WHAT IS NEEDED: How many lines in the entries below contain "output"? Answer with the number only.
* * *
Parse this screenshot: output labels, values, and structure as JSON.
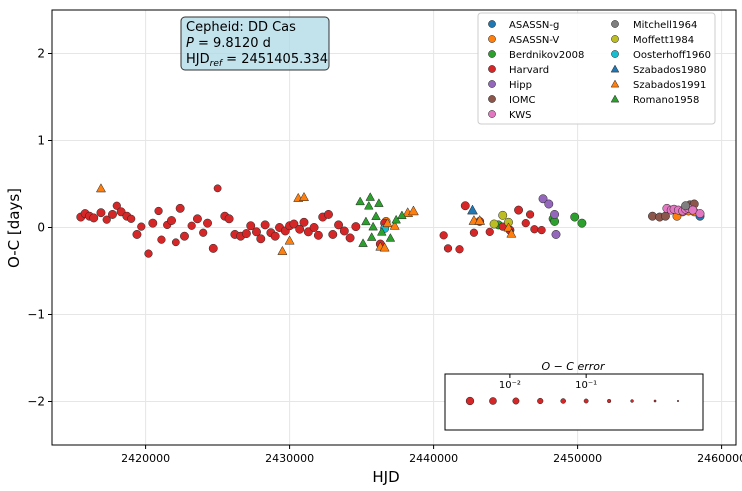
{
  "chart_data": {
    "type": "scatter",
    "xlabel": "HJD",
    "ylabel": "O-C [days]",
    "xlim": [
      2413500,
      2461000
    ],
    "ylim": [
      -2.5,
      2.5
    ],
    "xticks": [
      2420000,
      2430000,
      2440000,
      2450000,
      2460000
    ],
    "yticks": [
      -2,
      -1,
      0,
      1,
      2
    ],
    "xtick_labels": [
      "2420000",
      "2430000",
      "2440000",
      "2450000",
      "2460000"
    ],
    "ytick_labels": [
      "−2",
      "−1",
      "0",
      "1",
      "2"
    ],
    "grid": true,
    "info_box": {
      "line1": "Cepheid: DD Cas",
      "line2_prefix": "P",
      "line2_value": " = 9.8120 d",
      "line3_prefix": "HJD",
      "line3_sub": "ref",
      "line3_value": " = 2451405.334"
    },
    "legend_placement": "top-right",
    "size_legend": {
      "title": "O − C error",
      "tick_labels": [
        "10⁻²",
        "10⁻¹"
      ],
      "tick_values": [
        0.01,
        0.1
      ],
      "errors": [
        0.003,
        0.006,
        0.012,
        0.025,
        0.05,
        0.1,
        0.2,
        0.4,
        0.8,
        1.6
      ],
      "placement": "lower-right"
    },
    "series": [
      {
        "name": "ASASSN-g",
        "marker": "circle",
        "color": "#1f77b4",
        "points": [
          [
            2458500,
            0.13,
            0.01
          ]
        ]
      },
      {
        "name": "ASASSN-V",
        "marker": "circle",
        "color": "#ff7f0e",
        "points": [
          [
            2436700,
            0.07,
            0.01
          ],
          [
            2456900,
            0.13,
            0.01
          ],
          [
            2457300,
            0.18,
            0.01
          ],
          [
            2457700,
            0.19,
            0.01
          ],
          [
            2458100,
            0.18,
            0.01
          ]
        ]
      },
      {
        "name": "Berdnikov2008",
        "marker": "circle",
        "color": "#2ca02c",
        "points": [
          [
            2444500,
            0.03,
            0.01
          ],
          [
            2448300,
            0.1,
            0.01
          ],
          [
            2448400,
            0.07,
            0.01
          ],
          [
            2449800,
            0.12,
            0.01
          ],
          [
            2450300,
            0.05,
            0.01
          ]
        ]
      },
      {
        "name": "Harvard",
        "marker": "circle",
        "color": "#d62728",
        "points": [
          [
            2415500,
            0.12,
            0.01
          ],
          [
            2415800,
            0.16,
            0.01
          ],
          [
            2416100,
            0.13,
            0.01
          ],
          [
            2416400,
            0.11,
            0.01
          ],
          [
            2416900,
            0.17,
            0.01
          ],
          [
            2417300,
            0.09,
            0.02
          ],
          [
            2417700,
            0.15,
            0.01
          ],
          [
            2418000,
            0.25,
            0.02
          ],
          [
            2418300,
            0.18,
            0.01
          ],
          [
            2418700,
            0.13,
            0.01
          ],
          [
            2419000,
            0.1,
            0.02
          ],
          [
            2419400,
            -0.08,
            0.01
          ],
          [
            2419700,
            0.01,
            0.02
          ],
          [
            2420200,
            -0.3,
            0.02
          ],
          [
            2420500,
            0.05,
            0.01
          ],
          [
            2420900,
            0.19,
            0.02
          ],
          [
            2421100,
            -0.14,
            0.02
          ],
          [
            2421500,
            0.03,
            0.02
          ],
          [
            2421800,
            0.08,
            0.01
          ],
          [
            2422100,
            -0.17,
            0.03
          ],
          [
            2422400,
            0.22,
            0.01
          ],
          [
            2422700,
            -0.1,
            0.01
          ],
          [
            2423200,
            0.02,
            0.02
          ],
          [
            2423600,
            0.1,
            0.01
          ],
          [
            2424000,
            -0.06,
            0.02
          ],
          [
            2424300,
            0.05,
            0.01
          ],
          [
            2424700,
            -0.24,
            0.01
          ],
          [
            2425000,
            0.45,
            0.03
          ],
          [
            2425500,
            0.13,
            0.01
          ],
          [
            2425800,
            0.1,
            0.01
          ],
          [
            2426200,
            -0.08,
            0.01
          ],
          [
            2426600,
            -0.1,
            0.01
          ],
          [
            2427000,
            -0.07,
            0.01
          ],
          [
            2427300,
            0.02,
            0.01
          ],
          [
            2427700,
            -0.05,
            0.01
          ],
          [
            2428000,
            -0.13,
            0.01
          ],
          [
            2428300,
            0.03,
            0.01
          ],
          [
            2428700,
            -0.06,
            0.01
          ],
          [
            2429000,
            -0.1,
            0.01
          ],
          [
            2429300,
            0.0,
            0.01
          ],
          [
            2429700,
            -0.04,
            0.01
          ],
          [
            2430000,
            0.02,
            0.01
          ],
          [
            2430300,
            0.04,
            0.01
          ],
          [
            2430700,
            -0.02,
            0.01
          ],
          [
            2431000,
            0.06,
            0.01
          ],
          [
            2431300,
            -0.05,
            0.01
          ],
          [
            2431700,
            0.0,
            0.01
          ],
          [
            2432000,
            -0.09,
            0.01
          ],
          [
            2432300,
            0.12,
            0.01
          ],
          [
            2432700,
            0.15,
            0.01
          ],
          [
            2433000,
            -0.08,
            0.01
          ],
          [
            2433400,
            0.03,
            0.01
          ],
          [
            2433800,
            -0.04,
            0.01
          ],
          [
            2434200,
            -0.12,
            0.01
          ],
          [
            2434600,
            0.01,
            0.01
          ],
          [
            2436300,
            -0.19,
            0.01
          ],
          [
            2436600,
            0.05,
            0.01
          ],
          [
            2440700,
            -0.09,
            0.02
          ],
          [
            2441000,
            -0.24,
            0.02
          ],
          [
            2441800,
            -0.25,
            0.02
          ],
          [
            2442200,
            0.25,
            0.01
          ],
          [
            2442800,
            -0.06,
            0.02
          ],
          [
            2443200,
            0.07,
            0.01
          ],
          [
            2443900,
            -0.05,
            0.02
          ],
          [
            2444800,
            0.01,
            0.02
          ],
          [
            2445300,
            -0.03,
            0.01
          ],
          [
            2445900,
            0.2,
            0.01
          ],
          [
            2446400,
            0.05,
            0.02
          ],
          [
            2446700,
            0.15,
            0.02
          ],
          [
            2447000,
            -0.02,
            0.02
          ],
          [
            2447500,
            -0.03,
            0.02
          ]
        ]
      },
      {
        "name": "Hipp",
        "marker": "circle",
        "color": "#9467bd",
        "points": [
          [
            2447600,
            0.33,
            0.01
          ],
          [
            2448000,
            0.27,
            0.01
          ],
          [
            2448400,
            0.15,
            0.01
          ],
          [
            2448500,
            -0.08,
            0.01
          ]
        ]
      },
      {
        "name": "IOMC",
        "marker": "circle",
        "color": "#8c564b",
        "points": [
          [
            2455200,
            0.13,
            0.01
          ],
          [
            2455700,
            0.12,
            0.01
          ],
          [
            2456100,
            0.13,
            0.01
          ],
          [
            2457800,
            0.26,
            0.01
          ],
          [
            2458100,
            0.27,
            0.01
          ]
        ]
      },
      {
        "name": "KWS",
        "marker": "circle",
        "color": "#e377c2",
        "points": [
          [
            2456200,
            0.22,
            0.01
          ],
          [
            2456500,
            0.2,
            0.01
          ],
          [
            2456700,
            0.21,
            0.01
          ],
          [
            2457000,
            0.2,
            0.01
          ],
          [
            2457300,
            0.19,
            0.01
          ],
          [
            2457500,
            0.21,
            0.01
          ],
          [
            2457700,
            0.22,
            0.01
          ],
          [
            2458000,
            0.2,
            0.01
          ],
          [
            2458500,
            0.16,
            0.01
          ]
        ]
      },
      {
        "name": "Mitchell1964",
        "marker": "circle",
        "color": "#7f7f7f",
        "points": [
          [
            2457500,
            0.25,
            0.01
          ]
        ]
      },
      {
        "name": "Moffett1984",
        "marker": "circle",
        "color": "#bcbd22",
        "points": [
          [
            2444200,
            0.04,
            0.01
          ],
          [
            2444800,
            0.14,
            0.01
          ],
          [
            2445200,
            0.06,
            0.01
          ]
        ]
      },
      {
        "name": "Oosterhoff1960",
        "marker": "circle",
        "color": "#17becf",
        "points": [
          [
            2436600,
            -0.01,
            0.01
          ]
        ]
      },
      {
        "name": "Szabados1980",
        "marker": "triangle",
        "color": "#1f77b4",
        "points": [
          [
            2442700,
            0.2,
            0.01
          ]
        ]
      },
      {
        "name": "Szabados1991",
        "marker": "triangle",
        "color": "#ff7f0e",
        "points": [
          [
            2416900,
            0.45,
            0.02
          ],
          [
            2429500,
            -0.27,
            0.02
          ],
          [
            2430000,
            -0.15,
            0.02
          ],
          [
            2430600,
            0.34,
            0.02
          ],
          [
            2431000,
            0.35,
            0.02
          ],
          [
            2436300,
            -0.22,
            0.02
          ],
          [
            2436600,
            -0.23,
            0.02
          ],
          [
            2436800,
            0.05,
            0.02
          ],
          [
            2437300,
            0.02,
            0.02
          ],
          [
            2438200,
            0.17,
            0.01
          ],
          [
            2438600,
            0.19,
            0.01
          ],
          [
            2442800,
            0.08,
            0.01
          ],
          [
            2443200,
            0.08,
            0.01
          ],
          [
            2445200,
            0.0,
            0.02
          ],
          [
            2445400,
            -0.07,
            0.02
          ]
        ]
      },
      {
        "name": "Romano1958",
        "marker": "triangle",
        "color": "#2ca02c",
        "points": [
          [
            2434900,
            0.3,
            0.03
          ],
          [
            2435100,
            -0.18,
            0.03
          ],
          [
            2435300,
            0.07,
            0.03
          ],
          [
            2435500,
            0.25,
            0.03
          ],
          [
            2435600,
            0.35,
            0.03
          ],
          [
            2435700,
            -0.11,
            0.03
          ],
          [
            2435800,
            0.01,
            0.03
          ],
          [
            2436000,
            0.13,
            0.03
          ],
          [
            2436200,
            0.28,
            0.03
          ],
          [
            2436400,
            -0.05,
            0.03
          ],
          [
            2437000,
            -0.12,
            0.03
          ],
          [
            2437400,
            0.09,
            0.03
          ],
          [
            2437800,
            0.14,
            0.03
          ]
        ]
      }
    ]
  }
}
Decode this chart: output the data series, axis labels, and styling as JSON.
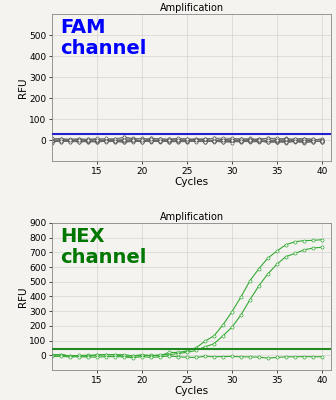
{
  "title": "Amplification",
  "xlabel": "Cycles",
  "ylabel": "RFU",
  "fam_label": "FAM\nchannel",
  "hex_label": "HEX\nchannel",
  "fam_ylim": [
    -100,
    600
  ],
  "fam_yticks": [
    0,
    100,
    200,
    300,
    400,
    500
  ],
  "hex_ylim": [
    -100,
    900
  ],
  "hex_yticks": [
    0,
    100,
    200,
    300,
    400,
    500,
    600,
    700,
    800,
    900
  ],
  "xlim": [
    10,
    41
  ],
  "xticks": [
    15,
    20,
    25,
    30,
    35,
    40
  ],
  "fam_color": "#2222cc",
  "hex_color": "#33aa33",
  "hex_color_dark": "#228822",
  "background_color": "#f5f3ef",
  "grid_color": "#cccccc",
  "fam_threshold": 28,
  "hex_threshold": 45,
  "fam_label_color": "#0000ff",
  "hex_label_color": "#007700"
}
* * *
EXERCISE ANSWER: 2